- [GIVEN PROBLEM] Transcribe all of the material exactly, except for its pictures.

- [DATA ROWS]
.....

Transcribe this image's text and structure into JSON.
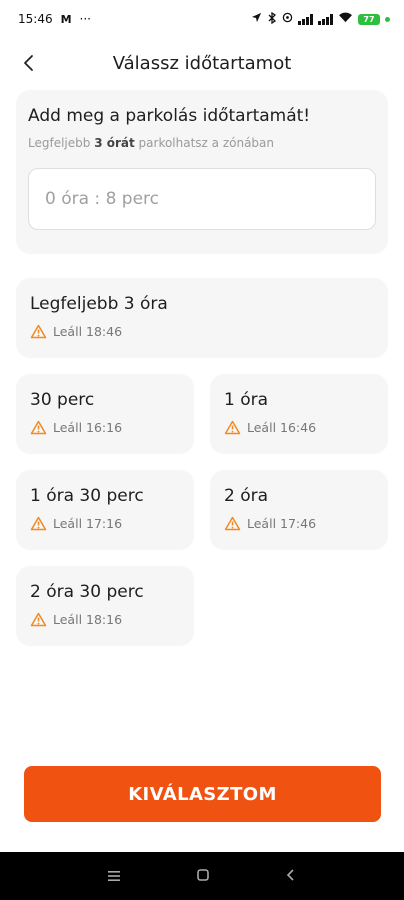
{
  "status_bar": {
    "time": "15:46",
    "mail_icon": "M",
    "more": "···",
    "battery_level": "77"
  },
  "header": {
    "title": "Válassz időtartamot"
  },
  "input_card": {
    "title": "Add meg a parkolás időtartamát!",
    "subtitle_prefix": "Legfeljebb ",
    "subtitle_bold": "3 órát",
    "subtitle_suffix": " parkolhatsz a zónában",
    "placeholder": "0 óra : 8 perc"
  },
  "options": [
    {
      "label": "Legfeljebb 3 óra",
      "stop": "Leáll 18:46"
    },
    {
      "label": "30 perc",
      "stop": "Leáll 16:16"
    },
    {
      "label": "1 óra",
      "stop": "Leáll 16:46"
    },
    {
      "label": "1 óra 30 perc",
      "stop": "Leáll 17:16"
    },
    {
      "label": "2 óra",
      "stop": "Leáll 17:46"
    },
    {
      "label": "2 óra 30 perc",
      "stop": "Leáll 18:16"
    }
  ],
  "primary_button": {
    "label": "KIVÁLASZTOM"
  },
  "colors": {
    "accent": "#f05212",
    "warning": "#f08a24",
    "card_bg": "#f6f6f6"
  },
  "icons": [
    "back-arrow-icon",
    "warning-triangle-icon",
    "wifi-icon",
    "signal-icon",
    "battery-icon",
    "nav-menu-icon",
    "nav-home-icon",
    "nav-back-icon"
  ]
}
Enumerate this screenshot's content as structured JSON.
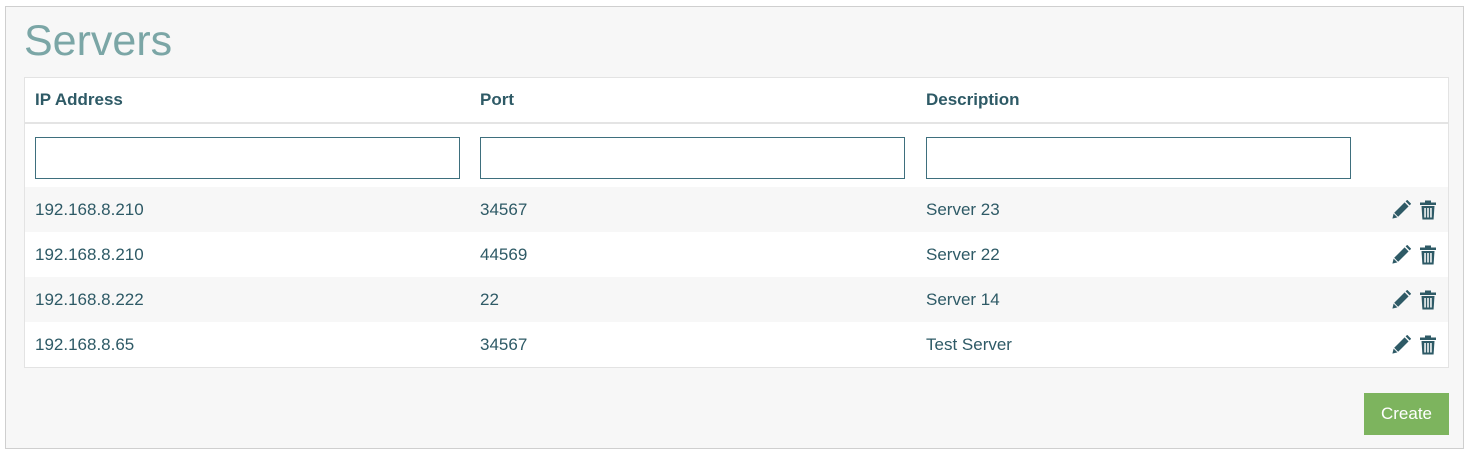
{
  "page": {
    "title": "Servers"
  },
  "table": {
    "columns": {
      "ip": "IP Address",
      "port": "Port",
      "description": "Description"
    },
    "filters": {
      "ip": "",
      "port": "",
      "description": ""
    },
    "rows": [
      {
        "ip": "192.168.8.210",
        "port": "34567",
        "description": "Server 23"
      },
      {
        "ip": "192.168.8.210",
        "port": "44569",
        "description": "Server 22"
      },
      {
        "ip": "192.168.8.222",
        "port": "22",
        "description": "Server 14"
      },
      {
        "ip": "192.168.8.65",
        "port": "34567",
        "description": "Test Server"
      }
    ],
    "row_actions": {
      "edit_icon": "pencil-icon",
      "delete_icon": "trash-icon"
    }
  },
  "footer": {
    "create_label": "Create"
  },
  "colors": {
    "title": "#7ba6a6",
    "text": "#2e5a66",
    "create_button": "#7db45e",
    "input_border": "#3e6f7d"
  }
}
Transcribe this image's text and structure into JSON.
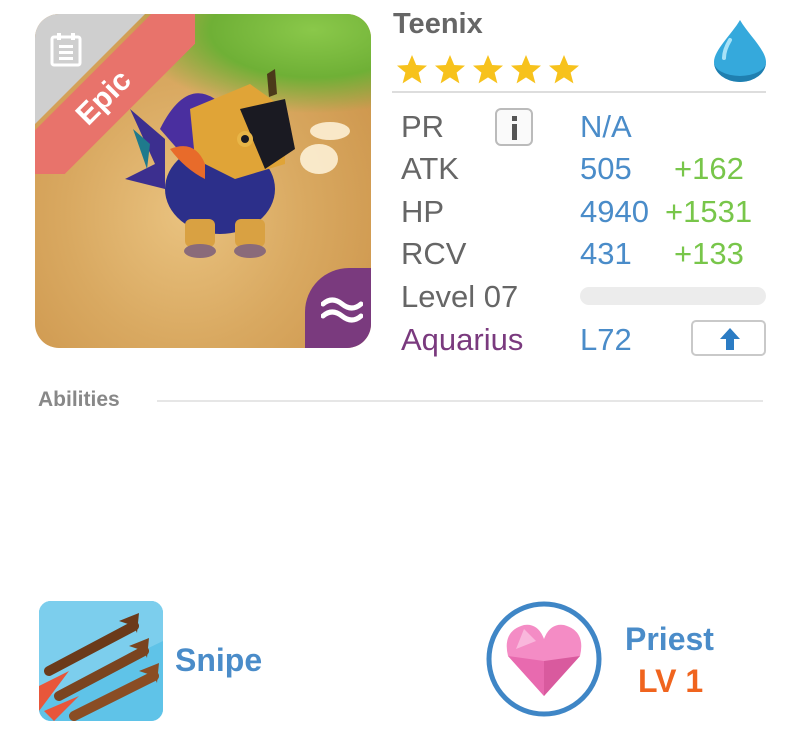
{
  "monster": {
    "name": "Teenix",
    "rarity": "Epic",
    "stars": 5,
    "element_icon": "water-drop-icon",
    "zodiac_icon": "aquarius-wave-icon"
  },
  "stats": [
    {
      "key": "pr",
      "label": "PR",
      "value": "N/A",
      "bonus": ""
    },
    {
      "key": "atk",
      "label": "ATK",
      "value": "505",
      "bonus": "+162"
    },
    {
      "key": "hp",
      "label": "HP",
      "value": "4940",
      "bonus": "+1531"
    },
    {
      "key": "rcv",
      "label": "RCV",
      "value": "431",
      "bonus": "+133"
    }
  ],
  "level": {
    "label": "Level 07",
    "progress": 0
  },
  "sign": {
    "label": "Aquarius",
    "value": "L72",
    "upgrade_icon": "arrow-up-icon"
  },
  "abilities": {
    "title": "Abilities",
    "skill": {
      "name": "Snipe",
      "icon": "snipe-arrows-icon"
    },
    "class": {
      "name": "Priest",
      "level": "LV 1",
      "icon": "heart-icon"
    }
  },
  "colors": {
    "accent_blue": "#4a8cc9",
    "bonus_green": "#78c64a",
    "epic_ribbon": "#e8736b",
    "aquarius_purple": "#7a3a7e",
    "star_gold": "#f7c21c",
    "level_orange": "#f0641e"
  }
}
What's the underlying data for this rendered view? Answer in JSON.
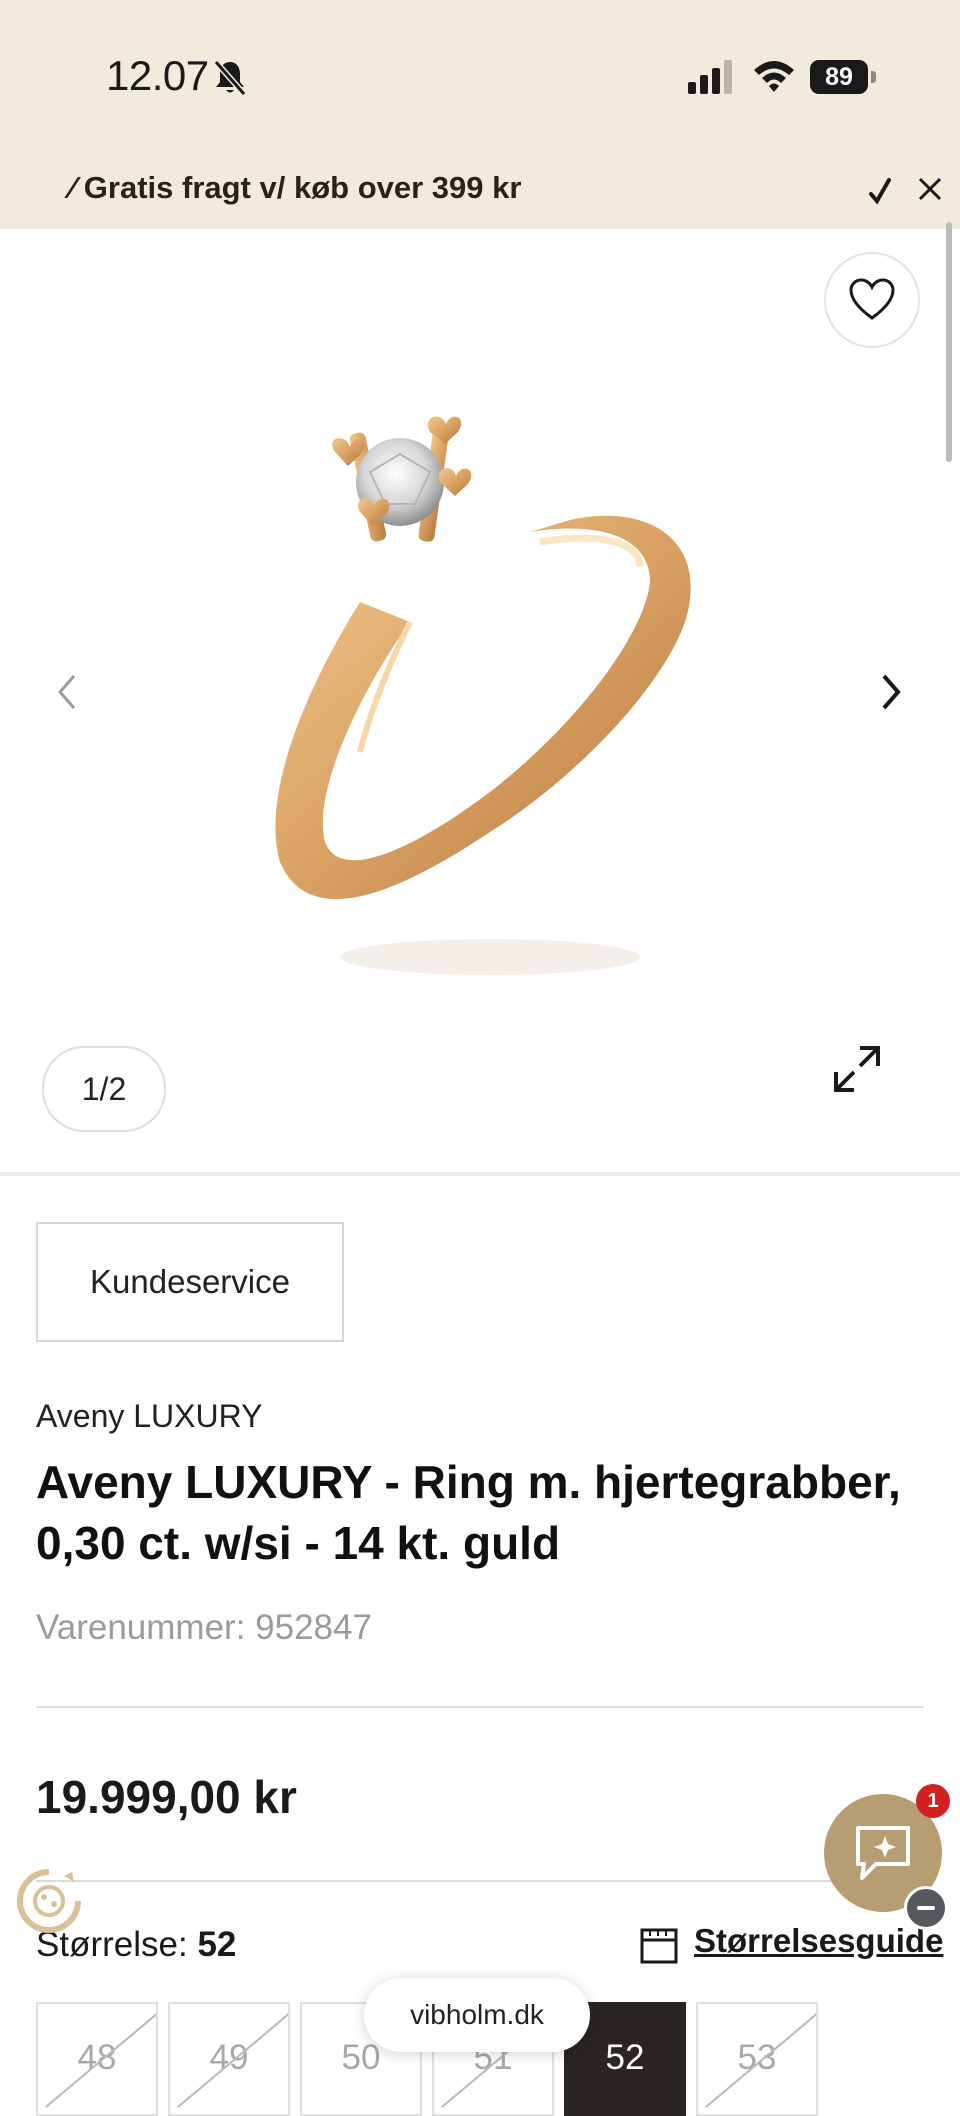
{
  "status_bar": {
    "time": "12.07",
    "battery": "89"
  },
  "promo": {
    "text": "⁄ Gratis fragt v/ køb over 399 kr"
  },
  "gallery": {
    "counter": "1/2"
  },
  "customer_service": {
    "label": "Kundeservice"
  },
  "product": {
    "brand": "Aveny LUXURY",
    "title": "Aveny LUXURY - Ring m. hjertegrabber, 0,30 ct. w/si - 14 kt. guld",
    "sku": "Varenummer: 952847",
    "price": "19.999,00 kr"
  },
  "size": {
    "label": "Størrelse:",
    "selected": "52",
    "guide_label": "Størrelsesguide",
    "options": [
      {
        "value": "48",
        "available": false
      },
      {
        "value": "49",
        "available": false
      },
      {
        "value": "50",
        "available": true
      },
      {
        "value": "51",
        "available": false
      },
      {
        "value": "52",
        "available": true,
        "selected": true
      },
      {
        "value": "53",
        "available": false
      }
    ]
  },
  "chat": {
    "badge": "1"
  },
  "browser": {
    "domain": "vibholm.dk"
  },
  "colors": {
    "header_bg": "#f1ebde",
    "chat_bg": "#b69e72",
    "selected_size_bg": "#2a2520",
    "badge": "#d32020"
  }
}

.....

- [RESPONSE BELOW]
Transcribe this image's text and structure into JSON.
{
  "status_bar": {
    "time": "15:46",
    "mail_icon": "M",
    "more": "···",
    "battery_level": "77"
  },
  "header": {
    "title": "Válassz időtartamot"
  },
  "input_card": {
    "title": "Add meg a parkolás időtartamát!",
    "subtitle_prefix": "Legfeljebb ",
    "subtitle_bold": "3 órát",
    "subtitle_suffix": " parkolhatsz a zónában",
    "placeholder": "0 óra : 8 perc"
  },
  "options": [
    {
      "label": "Legfeljebb 3 óra",
      "stop": "Leáll 18:46"
    },
    {
      "label": "30 perc",
      "stop": "Leáll 16:16"
    },
    {
      "label": "1 óra",
      "stop": "Leáll 16:46"
    },
    {
      "label": "1 óra 30 perc",
      "stop": "Leáll 17:16"
    },
    {
      "label": "2 óra",
      "stop": "Leáll 17:46"
    },
    {
      "label": "2 óra 30 perc",
      "stop": "Leáll 18:16"
    }
  ],
  "primary_button": {
    "label": "KIVÁLASZTOM"
  },
  "colors": {
    "accent": "#f05212",
    "warning": "#f08a24",
    "card_bg": "#f6f6f6"
  },
  "icons": [
    "back-arrow-icon",
    "warning-triangle-icon",
    "wifi-icon",
    "signal-icon",
    "battery-icon",
    "nav-menu-icon",
    "nav-home-icon",
    "nav-back-icon"
  ]
}
Enumerate this screenshot's content as structured JSON.
{
  "page": {
    "title": "Servers"
  },
  "table": {
    "columns": {
      "ip": "IP Address",
      "port": "Port",
      "description": "Description"
    },
    "filters": {
      "ip": "",
      "port": "",
      "description": ""
    },
    "rows": [
      {
        "ip": "192.168.8.210",
        "port": "34567",
        "description": "Server 23"
      },
      {
        "ip": "192.168.8.210",
        "port": "44569",
        "description": "Server 22"
      },
      {
        "ip": "192.168.8.222",
        "port": "22",
        "description": "Server 14"
      },
      {
        "ip": "192.168.8.65",
        "port": "34567",
        "description": "Test Server"
      }
    ],
    "row_actions": {
      "edit_icon": "pencil-icon",
      "delete_icon": "trash-icon"
    }
  },
  "footer": {
    "create_label": "Create"
  },
  "colors": {
    "title": "#7ba6a6",
    "text": "#2e5a66",
    "create_button": "#7db45e",
    "input_border": "#3e6f7d"
  }
}
Transcribe this image's text and structure into JSON.
{
  "monster": {
    "name": "Teenix",
    "rarity": "Epic",
    "stars": 5,
    "element_icon": "water-drop-icon",
    "zodiac_icon": "aquarius-wave-icon"
  },
  "stats": [
    {
      "key": "pr",
      "label": "PR",
      "value": "N/A",
      "bonus": ""
    },
    {
      "key": "atk",
      "label": "ATK",
      "value": "505",
      "bonus": "+162"
    },
    {
      "key": "hp",
      "label": "HP",
      "value": "4940",
      "bonus": "+1531"
    },
    {
      "key": "rcv",
      "label": "RCV",
      "value": "431",
      "bonus": "+133"
    }
  ],
  "level": {
    "label": "Level 07",
    "progress": 0
  },
  "sign": {
    "label": "Aquarius",
    "value": "L72",
    "upgrade_icon": "arrow-up-icon"
  },
  "abilities": {
    "title": "Abilities",
    "skill": {
      "name": "Snipe",
      "icon": "snipe-arrows-icon"
    },
    "class": {
      "name": "Priest",
      "level": "LV 1",
      "icon": "heart-icon"
    }
  },
  "colors": {
    "accent_blue": "#4a8cc9",
    "bonus_green": "#78c64a",
    "epic_ribbon": "#e8736b",
    "aquarius_purple": "#7a3a7e",
    "star_gold": "#f7c21c",
    "level_orange": "#f0641e"
  }
}
What's the underlying data for this rendered view? Answer in JSON.
{
  "status_bar": {
    "time": "12.07",
    "battery": "89"
  },
  "promo": {
    "text": "⁄ Gratis fragt v/ køb over 399 kr"
  },
  "gallery": {
    "counter": "1/2"
  },
  "customer_service": {
    "label": "Kundeservice"
  },
  "product": {
    "brand": "Aveny LUXURY",
    "title": "Aveny LUXURY - Ring m. hjertegrabber, 0,30 ct. w/si - 14 kt. guld",
    "sku": "Varenummer: 952847",
    "price": "19.999,00 kr"
  },
  "size": {
    "label": "Størrelse:",
    "selected": "52",
    "guide_label": "Størrelsesguide",
    "options": [
      {
        "value": "48",
        "available": false
      },
      {
        "value": "49",
        "available": false
      },
      {
        "value": "50",
        "available": true
      },
      {
        "value": "51",
        "available": false
      },
      {
        "value": "52",
        "available": true,
        "selected": true
      },
      {
        "value": "53",
        "available": false
      }
    ]
  },
  "chat": {
    "badge": "1"
  },
  "browser": {
    "domain": "vibholm.dk"
  },
  "colors": {
    "header_bg": "#f1ebde",
    "chat_bg": "#b69e72",
    "selected_size_bg": "#2a2520",
    "badge": "#d32020"
  }
}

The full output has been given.